BEGIN Records for this task
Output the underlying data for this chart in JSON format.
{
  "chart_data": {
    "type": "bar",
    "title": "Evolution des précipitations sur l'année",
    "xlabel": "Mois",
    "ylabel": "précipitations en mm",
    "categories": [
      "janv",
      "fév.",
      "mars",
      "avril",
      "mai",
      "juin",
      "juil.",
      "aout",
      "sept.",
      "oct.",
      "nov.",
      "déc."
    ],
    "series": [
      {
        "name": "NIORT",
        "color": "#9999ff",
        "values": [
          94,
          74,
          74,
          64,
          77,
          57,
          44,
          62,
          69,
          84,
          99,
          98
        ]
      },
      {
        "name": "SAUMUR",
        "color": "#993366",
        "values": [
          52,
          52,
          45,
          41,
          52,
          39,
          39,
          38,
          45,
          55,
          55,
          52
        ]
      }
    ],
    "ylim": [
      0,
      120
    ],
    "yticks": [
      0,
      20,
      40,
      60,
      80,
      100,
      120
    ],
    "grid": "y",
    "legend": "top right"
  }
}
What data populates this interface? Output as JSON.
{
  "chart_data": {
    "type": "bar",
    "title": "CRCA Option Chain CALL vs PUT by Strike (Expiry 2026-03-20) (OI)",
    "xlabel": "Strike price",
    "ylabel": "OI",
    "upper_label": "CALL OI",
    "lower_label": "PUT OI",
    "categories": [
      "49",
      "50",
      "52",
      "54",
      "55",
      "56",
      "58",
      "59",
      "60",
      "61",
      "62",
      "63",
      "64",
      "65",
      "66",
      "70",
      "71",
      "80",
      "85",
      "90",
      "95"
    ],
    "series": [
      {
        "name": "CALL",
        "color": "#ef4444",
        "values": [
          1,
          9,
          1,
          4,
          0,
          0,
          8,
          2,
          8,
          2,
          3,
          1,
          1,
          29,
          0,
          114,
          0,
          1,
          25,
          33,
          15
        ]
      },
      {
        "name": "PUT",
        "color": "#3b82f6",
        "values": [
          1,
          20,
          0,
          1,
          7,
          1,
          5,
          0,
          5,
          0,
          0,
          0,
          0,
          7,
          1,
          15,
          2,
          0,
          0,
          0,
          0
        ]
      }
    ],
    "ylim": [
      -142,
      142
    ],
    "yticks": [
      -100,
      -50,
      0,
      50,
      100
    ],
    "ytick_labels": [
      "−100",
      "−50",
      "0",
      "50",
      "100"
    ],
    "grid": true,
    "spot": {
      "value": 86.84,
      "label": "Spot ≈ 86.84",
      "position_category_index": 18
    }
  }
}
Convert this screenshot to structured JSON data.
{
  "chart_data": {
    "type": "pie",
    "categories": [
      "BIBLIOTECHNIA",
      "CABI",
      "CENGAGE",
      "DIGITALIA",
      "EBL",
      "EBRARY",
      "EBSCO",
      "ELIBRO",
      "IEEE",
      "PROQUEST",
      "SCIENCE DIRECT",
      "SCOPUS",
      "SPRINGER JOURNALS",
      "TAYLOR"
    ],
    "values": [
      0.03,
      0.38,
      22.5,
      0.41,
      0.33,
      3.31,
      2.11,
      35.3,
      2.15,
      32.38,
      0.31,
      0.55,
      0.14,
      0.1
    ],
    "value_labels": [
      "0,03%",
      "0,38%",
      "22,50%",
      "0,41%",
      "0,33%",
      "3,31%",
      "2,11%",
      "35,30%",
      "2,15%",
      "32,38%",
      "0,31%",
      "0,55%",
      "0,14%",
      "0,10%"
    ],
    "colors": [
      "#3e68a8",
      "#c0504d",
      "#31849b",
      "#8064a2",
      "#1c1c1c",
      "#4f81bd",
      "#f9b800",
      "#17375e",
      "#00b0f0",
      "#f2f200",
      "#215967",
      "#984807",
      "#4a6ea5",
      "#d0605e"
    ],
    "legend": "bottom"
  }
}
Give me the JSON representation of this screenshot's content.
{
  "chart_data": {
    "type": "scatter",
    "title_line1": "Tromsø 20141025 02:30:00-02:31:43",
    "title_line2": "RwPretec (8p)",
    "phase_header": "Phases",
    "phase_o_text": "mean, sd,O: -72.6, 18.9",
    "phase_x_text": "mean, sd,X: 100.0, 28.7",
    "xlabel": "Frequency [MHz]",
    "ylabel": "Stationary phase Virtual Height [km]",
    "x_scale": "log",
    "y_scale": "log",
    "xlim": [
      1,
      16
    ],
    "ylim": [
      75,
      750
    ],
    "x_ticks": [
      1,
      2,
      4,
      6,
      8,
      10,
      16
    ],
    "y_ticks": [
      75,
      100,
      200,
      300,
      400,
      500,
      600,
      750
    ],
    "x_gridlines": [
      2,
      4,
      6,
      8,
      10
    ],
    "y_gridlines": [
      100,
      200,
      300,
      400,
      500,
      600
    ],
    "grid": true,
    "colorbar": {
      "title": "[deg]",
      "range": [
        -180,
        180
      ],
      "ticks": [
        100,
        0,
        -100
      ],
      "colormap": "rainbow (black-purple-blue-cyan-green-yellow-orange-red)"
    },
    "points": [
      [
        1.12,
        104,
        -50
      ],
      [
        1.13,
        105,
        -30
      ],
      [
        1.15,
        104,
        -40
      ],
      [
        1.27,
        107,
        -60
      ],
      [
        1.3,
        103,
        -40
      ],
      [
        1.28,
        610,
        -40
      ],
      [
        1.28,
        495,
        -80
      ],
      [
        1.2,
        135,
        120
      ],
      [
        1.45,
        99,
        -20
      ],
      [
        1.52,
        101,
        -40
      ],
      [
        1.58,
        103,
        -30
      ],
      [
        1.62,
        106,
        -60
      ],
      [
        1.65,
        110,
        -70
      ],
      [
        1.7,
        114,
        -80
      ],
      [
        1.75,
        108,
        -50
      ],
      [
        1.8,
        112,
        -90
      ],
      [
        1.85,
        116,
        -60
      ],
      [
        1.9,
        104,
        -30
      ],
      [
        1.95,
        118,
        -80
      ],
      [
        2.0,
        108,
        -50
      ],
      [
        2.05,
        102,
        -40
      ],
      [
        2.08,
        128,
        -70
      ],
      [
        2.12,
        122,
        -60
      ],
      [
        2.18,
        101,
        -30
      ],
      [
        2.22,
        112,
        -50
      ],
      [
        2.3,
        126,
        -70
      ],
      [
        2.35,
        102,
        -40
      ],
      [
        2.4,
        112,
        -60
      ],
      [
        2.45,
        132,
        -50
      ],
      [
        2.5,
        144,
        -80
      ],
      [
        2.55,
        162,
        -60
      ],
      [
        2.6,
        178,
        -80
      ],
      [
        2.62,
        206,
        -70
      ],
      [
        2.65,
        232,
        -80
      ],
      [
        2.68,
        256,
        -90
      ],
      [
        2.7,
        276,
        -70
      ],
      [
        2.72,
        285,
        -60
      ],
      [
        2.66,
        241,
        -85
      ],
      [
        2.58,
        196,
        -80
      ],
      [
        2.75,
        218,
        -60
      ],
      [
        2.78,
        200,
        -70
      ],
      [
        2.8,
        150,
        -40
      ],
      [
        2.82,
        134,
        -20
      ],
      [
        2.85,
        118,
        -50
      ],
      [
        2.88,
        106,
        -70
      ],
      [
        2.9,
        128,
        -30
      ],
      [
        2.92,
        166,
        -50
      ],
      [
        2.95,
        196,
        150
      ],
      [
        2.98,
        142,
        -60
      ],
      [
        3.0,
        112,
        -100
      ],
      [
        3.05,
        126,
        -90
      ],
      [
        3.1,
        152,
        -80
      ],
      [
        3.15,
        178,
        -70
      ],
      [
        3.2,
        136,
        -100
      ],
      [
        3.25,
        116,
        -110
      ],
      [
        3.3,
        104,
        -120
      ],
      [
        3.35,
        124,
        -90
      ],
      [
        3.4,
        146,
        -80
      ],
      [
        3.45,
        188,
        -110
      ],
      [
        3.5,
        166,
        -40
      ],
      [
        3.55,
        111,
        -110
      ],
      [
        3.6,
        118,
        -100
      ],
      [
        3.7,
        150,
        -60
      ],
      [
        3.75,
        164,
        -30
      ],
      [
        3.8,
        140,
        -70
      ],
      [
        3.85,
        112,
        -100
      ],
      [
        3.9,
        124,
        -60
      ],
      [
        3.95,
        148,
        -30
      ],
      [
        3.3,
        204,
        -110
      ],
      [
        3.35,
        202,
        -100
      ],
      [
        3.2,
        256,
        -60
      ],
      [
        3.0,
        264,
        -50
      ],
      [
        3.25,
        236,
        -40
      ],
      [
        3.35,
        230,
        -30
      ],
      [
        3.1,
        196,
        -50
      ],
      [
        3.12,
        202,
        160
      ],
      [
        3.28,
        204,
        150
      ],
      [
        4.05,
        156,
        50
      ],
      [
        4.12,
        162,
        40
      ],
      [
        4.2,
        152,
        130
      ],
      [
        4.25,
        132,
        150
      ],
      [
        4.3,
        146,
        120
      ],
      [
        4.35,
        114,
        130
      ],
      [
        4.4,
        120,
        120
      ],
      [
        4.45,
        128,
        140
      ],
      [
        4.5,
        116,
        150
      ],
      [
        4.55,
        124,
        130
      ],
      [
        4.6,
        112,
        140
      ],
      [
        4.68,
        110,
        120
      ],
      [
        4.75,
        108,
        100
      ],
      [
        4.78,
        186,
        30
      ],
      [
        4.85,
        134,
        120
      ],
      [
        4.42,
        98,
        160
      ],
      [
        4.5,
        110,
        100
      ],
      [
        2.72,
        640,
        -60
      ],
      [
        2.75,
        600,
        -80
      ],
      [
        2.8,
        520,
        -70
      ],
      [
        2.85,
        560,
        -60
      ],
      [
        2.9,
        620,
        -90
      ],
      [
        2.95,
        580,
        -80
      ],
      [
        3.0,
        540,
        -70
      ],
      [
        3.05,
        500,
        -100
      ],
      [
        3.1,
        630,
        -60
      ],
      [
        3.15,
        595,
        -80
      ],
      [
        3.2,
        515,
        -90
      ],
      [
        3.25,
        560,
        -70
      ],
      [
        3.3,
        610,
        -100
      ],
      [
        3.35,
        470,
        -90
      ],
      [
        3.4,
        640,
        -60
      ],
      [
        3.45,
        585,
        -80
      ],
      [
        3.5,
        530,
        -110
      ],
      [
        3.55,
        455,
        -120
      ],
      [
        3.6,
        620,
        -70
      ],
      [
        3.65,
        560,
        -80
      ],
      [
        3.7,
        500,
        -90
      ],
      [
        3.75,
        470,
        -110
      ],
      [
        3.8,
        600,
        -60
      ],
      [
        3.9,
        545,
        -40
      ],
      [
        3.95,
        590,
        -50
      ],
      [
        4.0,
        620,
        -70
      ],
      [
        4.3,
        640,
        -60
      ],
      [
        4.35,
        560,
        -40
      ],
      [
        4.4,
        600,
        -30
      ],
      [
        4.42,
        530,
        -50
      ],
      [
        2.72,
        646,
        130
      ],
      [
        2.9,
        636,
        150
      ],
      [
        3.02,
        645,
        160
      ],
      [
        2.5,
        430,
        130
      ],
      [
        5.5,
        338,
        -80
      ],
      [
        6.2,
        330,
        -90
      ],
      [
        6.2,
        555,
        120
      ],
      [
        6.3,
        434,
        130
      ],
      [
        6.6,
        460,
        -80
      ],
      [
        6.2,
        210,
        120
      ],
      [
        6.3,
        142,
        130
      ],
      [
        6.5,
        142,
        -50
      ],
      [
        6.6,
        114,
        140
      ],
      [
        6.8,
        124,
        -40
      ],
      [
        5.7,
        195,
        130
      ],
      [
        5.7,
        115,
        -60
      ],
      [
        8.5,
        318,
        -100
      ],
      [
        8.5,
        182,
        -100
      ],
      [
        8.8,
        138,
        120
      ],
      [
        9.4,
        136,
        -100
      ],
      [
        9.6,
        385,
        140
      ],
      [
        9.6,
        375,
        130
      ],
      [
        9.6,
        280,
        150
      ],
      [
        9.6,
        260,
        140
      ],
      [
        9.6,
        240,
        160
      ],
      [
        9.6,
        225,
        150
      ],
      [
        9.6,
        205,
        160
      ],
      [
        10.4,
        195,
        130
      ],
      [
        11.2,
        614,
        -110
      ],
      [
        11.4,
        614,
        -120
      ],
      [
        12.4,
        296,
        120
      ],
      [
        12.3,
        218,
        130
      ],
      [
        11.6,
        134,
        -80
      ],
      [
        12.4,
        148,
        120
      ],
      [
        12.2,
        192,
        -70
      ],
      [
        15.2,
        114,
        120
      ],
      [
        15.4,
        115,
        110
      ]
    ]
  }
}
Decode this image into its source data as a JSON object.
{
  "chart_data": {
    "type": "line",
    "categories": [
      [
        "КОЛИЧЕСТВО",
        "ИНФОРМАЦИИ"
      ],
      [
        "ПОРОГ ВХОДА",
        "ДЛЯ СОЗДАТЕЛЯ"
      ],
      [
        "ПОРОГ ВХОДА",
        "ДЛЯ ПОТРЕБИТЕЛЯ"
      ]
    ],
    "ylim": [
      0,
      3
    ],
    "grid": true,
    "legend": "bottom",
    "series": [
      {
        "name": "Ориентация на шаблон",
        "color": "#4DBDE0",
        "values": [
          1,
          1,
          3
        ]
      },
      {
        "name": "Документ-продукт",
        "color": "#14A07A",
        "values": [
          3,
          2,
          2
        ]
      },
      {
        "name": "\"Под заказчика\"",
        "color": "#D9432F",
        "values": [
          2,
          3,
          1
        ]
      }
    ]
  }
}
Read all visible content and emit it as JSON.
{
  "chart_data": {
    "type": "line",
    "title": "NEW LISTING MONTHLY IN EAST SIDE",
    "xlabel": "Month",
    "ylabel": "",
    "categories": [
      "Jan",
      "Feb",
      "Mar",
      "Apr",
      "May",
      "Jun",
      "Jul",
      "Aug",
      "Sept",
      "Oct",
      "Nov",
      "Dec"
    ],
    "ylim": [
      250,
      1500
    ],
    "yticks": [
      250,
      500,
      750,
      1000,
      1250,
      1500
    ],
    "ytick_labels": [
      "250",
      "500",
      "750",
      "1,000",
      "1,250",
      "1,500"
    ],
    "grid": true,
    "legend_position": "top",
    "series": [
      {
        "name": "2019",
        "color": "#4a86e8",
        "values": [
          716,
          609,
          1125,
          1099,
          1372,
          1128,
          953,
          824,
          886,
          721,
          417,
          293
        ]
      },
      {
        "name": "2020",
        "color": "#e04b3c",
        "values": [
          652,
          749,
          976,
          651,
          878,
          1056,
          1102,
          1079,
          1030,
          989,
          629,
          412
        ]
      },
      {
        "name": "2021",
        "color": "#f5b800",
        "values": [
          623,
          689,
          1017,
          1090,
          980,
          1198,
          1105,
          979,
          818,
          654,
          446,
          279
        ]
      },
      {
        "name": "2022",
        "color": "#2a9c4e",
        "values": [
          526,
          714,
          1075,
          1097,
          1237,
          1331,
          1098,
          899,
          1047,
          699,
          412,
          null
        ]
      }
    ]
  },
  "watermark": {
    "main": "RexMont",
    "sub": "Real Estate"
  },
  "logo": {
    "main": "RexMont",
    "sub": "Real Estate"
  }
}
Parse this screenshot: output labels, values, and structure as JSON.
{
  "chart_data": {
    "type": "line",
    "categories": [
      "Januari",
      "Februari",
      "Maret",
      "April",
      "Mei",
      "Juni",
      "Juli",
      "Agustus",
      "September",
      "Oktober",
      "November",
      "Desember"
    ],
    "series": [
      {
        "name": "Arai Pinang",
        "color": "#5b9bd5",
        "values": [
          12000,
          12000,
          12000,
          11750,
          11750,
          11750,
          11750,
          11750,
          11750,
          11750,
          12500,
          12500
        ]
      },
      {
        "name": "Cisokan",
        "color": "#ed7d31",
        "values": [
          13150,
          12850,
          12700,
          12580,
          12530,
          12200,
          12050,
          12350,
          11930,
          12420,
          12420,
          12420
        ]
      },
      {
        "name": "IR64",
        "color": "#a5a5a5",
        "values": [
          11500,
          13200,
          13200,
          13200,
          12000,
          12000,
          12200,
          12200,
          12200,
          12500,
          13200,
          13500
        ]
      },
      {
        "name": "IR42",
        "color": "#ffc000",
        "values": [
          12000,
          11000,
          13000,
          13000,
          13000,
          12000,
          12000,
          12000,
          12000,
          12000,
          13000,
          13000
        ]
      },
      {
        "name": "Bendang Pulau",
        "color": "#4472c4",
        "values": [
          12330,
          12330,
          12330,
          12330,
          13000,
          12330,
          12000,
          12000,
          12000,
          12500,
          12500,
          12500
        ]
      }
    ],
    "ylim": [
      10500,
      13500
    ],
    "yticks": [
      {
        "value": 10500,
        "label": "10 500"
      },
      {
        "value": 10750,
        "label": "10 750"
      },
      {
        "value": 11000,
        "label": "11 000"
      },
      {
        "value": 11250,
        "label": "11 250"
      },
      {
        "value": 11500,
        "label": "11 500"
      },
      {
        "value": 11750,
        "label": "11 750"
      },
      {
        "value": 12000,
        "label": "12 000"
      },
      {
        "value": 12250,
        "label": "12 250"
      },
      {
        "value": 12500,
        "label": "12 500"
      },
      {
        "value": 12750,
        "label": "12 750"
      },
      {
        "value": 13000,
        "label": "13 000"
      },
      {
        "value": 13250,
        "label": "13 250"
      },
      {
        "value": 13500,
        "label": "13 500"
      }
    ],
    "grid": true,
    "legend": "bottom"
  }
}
END Records for this task
- [Problem details] Return only those lines of the records that contain the string "content".

- [Result of the task]
Give me the JSON representation of this screenshot's content.
Read all visible content and emit it as JSON.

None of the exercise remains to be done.